Aim ::
Quote the entries that follow exactly, leaving none out.

Data items:
:::::

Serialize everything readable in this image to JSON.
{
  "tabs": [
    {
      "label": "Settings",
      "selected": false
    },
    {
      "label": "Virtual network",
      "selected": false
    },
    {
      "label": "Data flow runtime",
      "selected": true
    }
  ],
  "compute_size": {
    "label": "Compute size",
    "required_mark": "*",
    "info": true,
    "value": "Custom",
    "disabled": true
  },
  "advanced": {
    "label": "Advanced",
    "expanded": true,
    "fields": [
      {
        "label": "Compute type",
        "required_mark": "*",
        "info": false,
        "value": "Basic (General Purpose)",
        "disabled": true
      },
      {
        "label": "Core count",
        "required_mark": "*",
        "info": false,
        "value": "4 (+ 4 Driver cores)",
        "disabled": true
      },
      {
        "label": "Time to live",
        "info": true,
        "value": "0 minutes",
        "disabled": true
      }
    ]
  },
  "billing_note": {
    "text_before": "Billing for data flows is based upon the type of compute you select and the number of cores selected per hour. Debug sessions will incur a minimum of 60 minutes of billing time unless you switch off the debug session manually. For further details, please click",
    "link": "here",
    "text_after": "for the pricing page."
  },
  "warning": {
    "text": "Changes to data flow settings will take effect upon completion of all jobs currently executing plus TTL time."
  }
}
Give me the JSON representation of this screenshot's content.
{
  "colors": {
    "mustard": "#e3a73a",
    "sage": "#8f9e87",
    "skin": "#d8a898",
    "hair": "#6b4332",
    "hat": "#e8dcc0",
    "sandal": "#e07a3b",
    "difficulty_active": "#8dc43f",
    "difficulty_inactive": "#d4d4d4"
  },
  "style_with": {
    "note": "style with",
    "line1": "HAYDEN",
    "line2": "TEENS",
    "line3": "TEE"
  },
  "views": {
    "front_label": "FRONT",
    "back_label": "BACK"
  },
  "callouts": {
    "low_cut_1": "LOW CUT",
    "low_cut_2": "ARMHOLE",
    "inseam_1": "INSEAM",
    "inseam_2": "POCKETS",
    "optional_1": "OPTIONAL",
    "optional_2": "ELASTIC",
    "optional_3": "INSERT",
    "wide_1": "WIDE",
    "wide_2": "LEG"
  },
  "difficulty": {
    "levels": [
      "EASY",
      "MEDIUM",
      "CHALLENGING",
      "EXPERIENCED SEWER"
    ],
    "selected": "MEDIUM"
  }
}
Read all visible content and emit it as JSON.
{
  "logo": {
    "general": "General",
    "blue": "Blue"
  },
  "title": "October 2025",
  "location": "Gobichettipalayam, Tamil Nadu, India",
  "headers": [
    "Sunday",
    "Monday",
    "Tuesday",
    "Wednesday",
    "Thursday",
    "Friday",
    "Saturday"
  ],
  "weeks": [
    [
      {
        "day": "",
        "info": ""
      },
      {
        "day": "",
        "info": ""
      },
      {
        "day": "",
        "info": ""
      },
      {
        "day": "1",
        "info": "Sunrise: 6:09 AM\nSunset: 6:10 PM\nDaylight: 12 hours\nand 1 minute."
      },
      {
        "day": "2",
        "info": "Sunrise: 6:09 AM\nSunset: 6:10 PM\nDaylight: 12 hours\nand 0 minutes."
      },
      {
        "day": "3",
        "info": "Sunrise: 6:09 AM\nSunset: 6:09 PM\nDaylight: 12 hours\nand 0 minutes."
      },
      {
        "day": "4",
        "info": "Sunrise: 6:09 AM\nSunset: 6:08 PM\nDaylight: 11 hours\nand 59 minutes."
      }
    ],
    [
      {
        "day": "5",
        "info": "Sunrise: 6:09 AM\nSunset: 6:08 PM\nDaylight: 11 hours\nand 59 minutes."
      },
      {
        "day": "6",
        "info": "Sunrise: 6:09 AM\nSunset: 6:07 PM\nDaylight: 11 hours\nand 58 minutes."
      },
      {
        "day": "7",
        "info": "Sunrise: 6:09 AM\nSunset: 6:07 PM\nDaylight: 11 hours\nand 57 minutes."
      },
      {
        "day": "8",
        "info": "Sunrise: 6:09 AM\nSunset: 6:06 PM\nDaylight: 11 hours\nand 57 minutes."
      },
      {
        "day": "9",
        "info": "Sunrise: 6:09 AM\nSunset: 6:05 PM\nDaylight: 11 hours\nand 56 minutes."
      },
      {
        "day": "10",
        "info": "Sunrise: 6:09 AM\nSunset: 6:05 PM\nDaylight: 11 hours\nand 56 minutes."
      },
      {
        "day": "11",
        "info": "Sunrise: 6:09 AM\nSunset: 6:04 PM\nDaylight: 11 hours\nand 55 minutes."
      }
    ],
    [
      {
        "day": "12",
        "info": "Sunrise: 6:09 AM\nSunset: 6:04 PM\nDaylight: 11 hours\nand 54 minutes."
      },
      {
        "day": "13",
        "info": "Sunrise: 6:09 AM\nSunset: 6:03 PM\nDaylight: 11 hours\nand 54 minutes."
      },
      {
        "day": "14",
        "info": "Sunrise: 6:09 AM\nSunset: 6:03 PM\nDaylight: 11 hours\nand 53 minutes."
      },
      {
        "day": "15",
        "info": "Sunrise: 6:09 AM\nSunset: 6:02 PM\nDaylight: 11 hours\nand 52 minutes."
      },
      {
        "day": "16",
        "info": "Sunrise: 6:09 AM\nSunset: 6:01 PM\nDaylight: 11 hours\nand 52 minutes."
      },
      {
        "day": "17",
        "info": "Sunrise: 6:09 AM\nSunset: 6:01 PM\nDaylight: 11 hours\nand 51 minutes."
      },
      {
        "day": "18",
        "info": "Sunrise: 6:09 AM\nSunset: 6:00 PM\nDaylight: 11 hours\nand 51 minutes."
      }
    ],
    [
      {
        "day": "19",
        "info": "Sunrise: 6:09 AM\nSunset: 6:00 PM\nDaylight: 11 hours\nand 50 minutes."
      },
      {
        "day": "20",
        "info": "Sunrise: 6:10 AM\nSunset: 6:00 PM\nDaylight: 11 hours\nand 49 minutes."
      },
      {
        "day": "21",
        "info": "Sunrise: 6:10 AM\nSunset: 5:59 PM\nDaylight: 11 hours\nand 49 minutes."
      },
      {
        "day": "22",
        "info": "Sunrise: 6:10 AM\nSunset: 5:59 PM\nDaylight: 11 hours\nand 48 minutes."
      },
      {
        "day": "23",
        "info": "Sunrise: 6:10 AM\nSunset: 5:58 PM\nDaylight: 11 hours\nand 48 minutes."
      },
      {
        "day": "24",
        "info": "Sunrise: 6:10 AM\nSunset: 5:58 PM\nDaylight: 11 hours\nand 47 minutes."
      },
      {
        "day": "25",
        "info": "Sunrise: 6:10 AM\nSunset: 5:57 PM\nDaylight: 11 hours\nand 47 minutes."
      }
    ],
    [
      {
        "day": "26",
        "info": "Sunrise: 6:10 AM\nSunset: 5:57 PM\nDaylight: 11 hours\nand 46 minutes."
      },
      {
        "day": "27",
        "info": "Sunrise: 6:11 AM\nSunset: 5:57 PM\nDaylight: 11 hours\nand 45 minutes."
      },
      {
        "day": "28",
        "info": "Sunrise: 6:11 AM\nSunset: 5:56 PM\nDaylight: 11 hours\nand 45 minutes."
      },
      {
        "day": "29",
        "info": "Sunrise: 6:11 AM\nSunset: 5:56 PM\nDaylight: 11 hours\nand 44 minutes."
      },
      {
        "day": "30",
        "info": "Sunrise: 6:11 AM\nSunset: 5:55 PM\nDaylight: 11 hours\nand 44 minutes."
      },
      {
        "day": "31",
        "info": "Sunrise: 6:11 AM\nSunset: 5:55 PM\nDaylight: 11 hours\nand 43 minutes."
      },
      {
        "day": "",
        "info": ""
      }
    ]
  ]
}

:::::

Correct response ::
Serialize everything readable in this image to JSON.
{
  "tabs": [
    {
      "label": "Settings",
      "selected": false
    },
    {
      "label": "Virtual network",
      "selected": false
    },
    {
      "label": "Data flow runtime",
      "selected": true
    }
  ],
  "compute_size": {
    "label": "Compute size",
    "required_mark": "*",
    "info": true,
    "value": "Custom",
    "disabled": true
  },
  "advanced": {
    "label": "Advanced",
    "expanded": true,
    "fields": [
      {
        "label": "Compute type",
        "required_mark": "*",
        "info": false,
        "value": "Basic (General Purpose)",
        "disabled": true
      },
      {
        "label": "Core count",
        "required_mark": "*",
        "info": false,
        "value": "4 (+ 4 Driver cores)",
        "disabled": true
      },
      {
        "label": "Time to live",
        "info": true,
        "value": "0 minutes",
        "disabled": true
      }
    ]
  },
  "billing_note": {
    "text_before": "Billing for data flows is based upon the type of compute you select and the number of cores selected per hour. Debug sessions will incur a minimum of 60 minutes of billing time unless you switch off the debug session manually. For further details, please click",
    "link": "here",
    "text_after": "for the pricing page."
  },
  "warning": {
    "text": "Changes to data flow settings will take effect upon completion of all jobs currently executing plus TTL time."
  }
}
Give me the JSON representation of this screenshot's content.
{
  "colors": {
    "mustard": "#e3a73a",
    "sage": "#8f9e87",
    "skin": "#d8a898",
    "hair": "#6b4332",
    "hat": "#e8dcc0",
    "sandal": "#e07a3b",
    "difficulty_active": "#8dc43f",
    "difficulty_inactive": "#d4d4d4"
  },
  "style_with": {
    "note": "style with",
    "line1": "HAYDEN",
    "line2": "TEENS",
    "line3": "TEE"
  },
  "views": {
    "front_label": "FRONT",
    "back_label": "BACK"
  },
  "callouts": {
    "low_cut_1": "LOW CUT",
    "low_cut_2": "ARMHOLE",
    "inseam_1": "INSEAM",
    "inseam_2": "POCKETS",
    "optional_1": "OPTIONAL",
    "optional_2": "ELASTIC",
    "optional_3": "INSERT",
    "wide_1": "WIDE",
    "wide_2": "LEG"
  },
  "difficulty": {
    "levels": [
      "EASY",
      "MEDIUM",
      "CHALLENGING",
      "EXPERIENCED SEWER"
    ],
    "selected": "MEDIUM"
  }
}
Read all visible content and emit it as JSON.
{
  "logo": {
    "general": "General",
    "blue": "Blue"
  },
  "title": "October 2025",
  "location": "Gobichettipalayam, Tamil Nadu, India",
  "headers": [
    "Sunday",
    "Monday",
    "Tuesday",
    "Wednesday",
    "Thursday",
    "Friday",
    "Saturday"
  ],
  "weeks": [
    [
      {
        "day": "",
        "info": ""
      },
      {
        "day": "",
        "info": ""
      },
      {
        "day": "",
        "info": ""
      },
      {
        "day": "1",
        "info": "Sunrise: 6:09 AM\nSunset: 6:10 PM\nDaylight: 12 hours\nand 1 minute."
      },
      {
        "day": "2",
        "info": "Sunrise: 6:09 AM\nSunset: 6:10 PM\nDaylight: 12 hours\nand 0 minutes."
      },
      {
        "day": "3",
        "info": "Sunrise: 6:09 AM\nSunset: 6:09 PM\nDaylight: 12 hours\nand 0 minutes."
      },
      {
        "day": "4",
        "info": "Sunrise: 6:09 AM\nSunset: 6:08 PM\nDaylight: 11 hours\nand 59 minutes."
      }
    ],
    [
      {
        "day": "5",
        "info": "Sunrise: 6:09 AM\nSunset: 6:08 PM\nDaylight: 11 hours\nand 59 minutes."
      },
      {
        "day": "6",
        "info": "Sunrise: 6:09 AM\nSunset: 6:07 PM\nDaylight: 11 hours\nand 58 minutes."
      },
      {
        "day": "7",
        "info": "Sunrise: 6:09 AM\nSunset: 6:07 PM\nDaylight: 11 hours\nand 57 minutes."
      },
      {
        "day": "8",
        "info": "Sunrise: 6:09 AM\nSunset: 6:06 PM\nDaylight: 11 hours\nand 57 minutes."
      },
      {
        "day": "9",
        "info": "Sunrise: 6:09 AM\nSunset: 6:05 PM\nDaylight: 11 hours\nand 56 minutes."
      },
      {
        "day": "10",
        "info": "Sunrise: 6:09 AM\nSunset: 6:05 PM\nDaylight: 11 hours\nand 56 minutes."
      },
      {
        "day": "11",
        "info": "Sunrise: 6:09 AM\nSunset: 6:04 PM\nDaylight: 11 hours\nand 55 minutes."
      }
    ],
    [
      {
        "day": "12",
        "info": "Sunrise: 6:09 AM\nSunset: 6:04 PM\nDaylight: 11 hours\nand 54 minutes."
      },
      {
        "day": "13",
        "info": "Sunrise: 6:09 AM\nSunset: 6:03 PM\nDaylight: 11 hours\nand 54 minutes."
      },
      {
        "day": "14",
        "info": "Sunrise: 6:09 AM\nSunset: 6:03 PM\nDaylight: 11 hours\nand 53 minutes."
      },
      {
        "day": "15",
        "info": "Sunrise: 6:09 AM\nSunset: 6:02 PM\nDaylight: 11 hours\nand 52 minutes."
      },
      {
        "day": "16",
        "info": "Sunrise: 6:09 AM\nSunset: 6:01 PM\nDaylight: 11 hours\nand 52 minutes."
      },
      {
        "day": "17",
        "info": "Sunrise: 6:09 AM\nSunset: 6:01 PM\nDaylight: 11 hours\nand 51 minutes."
      },
      {
        "day": "18",
        "info": "Sunrise: 6:09 AM\nSunset: 6:00 PM\nDaylight: 11 hours\nand 51 minutes."
      }
    ],
    [
      {
        "day": "19",
        "info": "Sunrise: 6:09 AM\nSunset: 6:00 PM\nDaylight: 11 hours\nand 50 minutes."
      },
      {
        "day": "20",
        "info": "Sunrise: 6:10 AM\nSunset: 6:00 PM\nDaylight: 11 hours\nand 49 minutes."
      },
      {
        "day": "21",
        "info": "Sunrise: 6:10 AM\nSunset: 5:59 PM\nDaylight: 11 hours\nand 49 minutes."
      },
      {
        "day": "22",
        "info": "Sunrise: 6:10 AM\nSunset: 5:59 PM\nDaylight: 11 hours\nand 48 minutes."
      },
      {
        "day": "23",
        "info": "Sunrise: 6:10 AM\nSunset: 5:58 PM\nDaylight: 11 hours\nand 48 minutes."
      },
      {
        "day": "24",
        "info": "Sunrise: 6:10 AM\nSunset: 5:58 PM\nDaylight: 11 hours\nand 47 minutes."
      },
      {
        "day": "25",
        "info": "Sunrise: 6:10 AM\nSunset: 5:57 PM\nDaylight: 11 hours\nand 47 minutes."
      }
    ],
    [
      {
        "day": "26",
        "info": "Sunrise: 6:10 AM\nSunset: 5:57 PM\nDaylight: 11 hours\nand 46 minutes."
      },
      {
        "day": "27",
        "info": "Sunrise: 6:11 AM\nSunset: 5:57 PM\nDaylight: 11 hours\nand 45 minutes."
      },
      {
        "day": "28",
        "info": "Sunrise: 6:11 AM\nSunset: 5:56 PM\nDaylight: 11 hours\nand 45 minutes."
      },
      {
        "day": "29",
        "info": "Sunrise: 6:11 AM\nSunset: 5:56 PM\nDaylight: 11 hours\nand 44 minutes."
      },
      {
        "day": "30",
        "info": "Sunrise: 6:11 AM\nSunset: 5:55 PM\nDaylight: 11 hours\nand 44 minutes."
      },
      {
        "day": "31",
        "info": "Sunrise: 6:11 AM\nSunset: 5:55 PM\nDaylight: 11 hours\nand 43 minutes."
      },
      {
        "day": "",
        "info": ""
      }
    ]
  ]
}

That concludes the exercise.